• _Input material_

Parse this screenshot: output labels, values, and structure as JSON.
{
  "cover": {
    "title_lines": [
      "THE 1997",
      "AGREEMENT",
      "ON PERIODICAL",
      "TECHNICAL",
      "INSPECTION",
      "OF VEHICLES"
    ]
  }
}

• _Your instructions_
Transcribe the material above in its entirety. Match it exactly.

• _The reply_
Parse this screenshot: output labels, values, and structure as JSON.
{
  "cover": {
    "title_lines": [
      "THE 1997",
      "AGREEMENT",
      "ON PERIODICAL",
      "TECHNICAL",
      "INSPECTION",
      "OF VEHICLES"
    ]
  }
}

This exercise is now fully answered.